Exclude any images and output the remaining records exactly.
***
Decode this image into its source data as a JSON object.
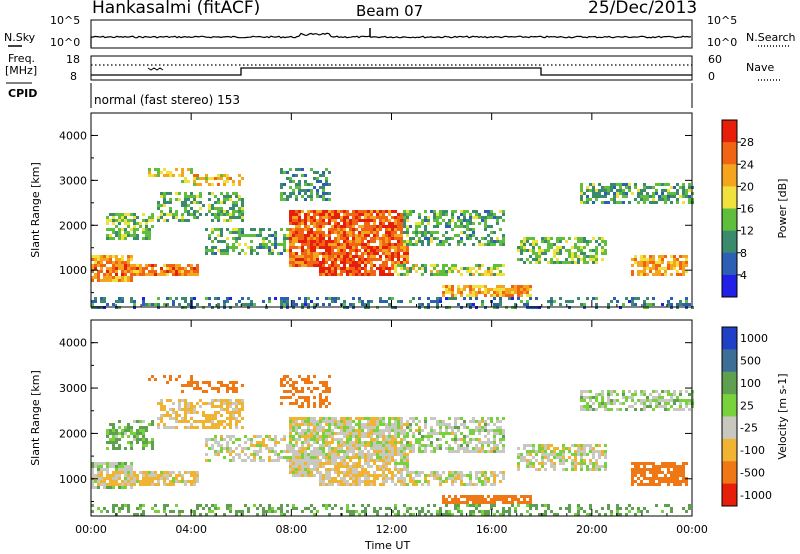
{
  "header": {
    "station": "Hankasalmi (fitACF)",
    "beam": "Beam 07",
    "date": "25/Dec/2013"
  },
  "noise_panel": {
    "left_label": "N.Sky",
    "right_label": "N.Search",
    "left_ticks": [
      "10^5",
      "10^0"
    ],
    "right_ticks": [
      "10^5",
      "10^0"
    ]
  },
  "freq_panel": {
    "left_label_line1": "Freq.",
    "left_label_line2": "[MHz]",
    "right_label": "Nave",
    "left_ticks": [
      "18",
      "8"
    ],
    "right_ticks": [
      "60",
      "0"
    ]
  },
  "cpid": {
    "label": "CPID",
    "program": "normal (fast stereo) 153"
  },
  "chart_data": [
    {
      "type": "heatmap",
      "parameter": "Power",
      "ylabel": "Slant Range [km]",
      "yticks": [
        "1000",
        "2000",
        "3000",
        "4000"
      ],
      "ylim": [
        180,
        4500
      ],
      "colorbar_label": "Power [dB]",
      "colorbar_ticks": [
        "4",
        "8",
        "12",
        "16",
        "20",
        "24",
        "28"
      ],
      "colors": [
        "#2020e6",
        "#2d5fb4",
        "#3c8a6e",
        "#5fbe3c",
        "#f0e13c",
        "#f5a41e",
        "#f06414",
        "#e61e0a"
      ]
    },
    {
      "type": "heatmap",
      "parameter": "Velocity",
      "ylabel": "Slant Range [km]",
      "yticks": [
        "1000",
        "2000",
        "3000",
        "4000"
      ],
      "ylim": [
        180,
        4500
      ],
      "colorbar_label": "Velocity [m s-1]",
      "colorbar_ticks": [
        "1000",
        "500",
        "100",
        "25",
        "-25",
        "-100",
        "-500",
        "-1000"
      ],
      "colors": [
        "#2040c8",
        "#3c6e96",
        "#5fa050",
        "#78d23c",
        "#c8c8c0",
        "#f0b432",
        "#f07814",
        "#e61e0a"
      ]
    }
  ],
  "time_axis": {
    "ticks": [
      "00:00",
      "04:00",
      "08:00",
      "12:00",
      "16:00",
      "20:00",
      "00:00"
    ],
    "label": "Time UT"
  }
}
***
▶ _Finished answer_:
Decode this image into its source data as a JSON object.
{
  "header": {
    "station": "Hankasalmi (fitACF)",
    "beam": "Beam 07",
    "date": "25/Dec/2013"
  },
  "noise_panel": {
    "left_label": "N.Sky",
    "right_label": "N.Search",
    "left_ticks": [
      "10^5",
      "10^0"
    ],
    "right_ticks": [
      "10^5",
      "10^0"
    ]
  },
  "freq_panel": {
    "left_label_line1": "Freq.",
    "left_label_line2": "[MHz]",
    "right_label": "Nave",
    "left_ticks": [
      "18",
      "8"
    ],
    "right_ticks": [
      "60",
      "0"
    ]
  },
  "cpid": {
    "label": "CPID",
    "program": "normal (fast stereo) 153"
  },
  "chart_data": [
    {
      "type": "heatmap",
      "parameter": "Power",
      "ylabel": "Slant Range [km]",
      "yticks": [
        "1000",
        "2000",
        "3000",
        "4000"
      ],
      "ylim": [
        180,
        4500
      ],
      "colorbar_label": "Power [dB]",
      "colorbar_ticks": [
        "4",
        "8",
        "12",
        "16",
        "20",
        "24",
        "28"
      ],
      "colors": [
        "#2020e6",
        "#2d5fb4",
        "#3c8a6e",
        "#5fbe3c",
        "#f0e13c",
        "#f5a41e",
        "#f06414",
        "#e61e0a"
      ]
    },
    {
      "type": "heatmap",
      "parameter": "Velocity",
      "ylabel": "Slant Range [km]",
      "yticks": [
        "1000",
        "2000",
        "3000",
        "4000"
      ],
      "ylim": [
        180,
        4500
      ],
      "colorbar_label": "Velocity [m s-1]",
      "colorbar_ticks": [
        "1000",
        "500",
        "100",
        "25",
        "-25",
        "-100",
        "-500",
        "-1000"
      ],
      "colors": [
        "#2040c8",
        "#3c6e96",
        "#5fa050",
        "#78d23c",
        "#c8c8c0",
        "#f0b432",
        "#f07814",
        "#e61e0a"
      ]
    }
  ],
  "time_axis": {
    "ticks": [
      "00:00",
      "04:00",
      "08:00",
      "12:00",
      "16:00",
      "20:00",
      "00:00"
    ],
    "label": "Time UT"
  }
}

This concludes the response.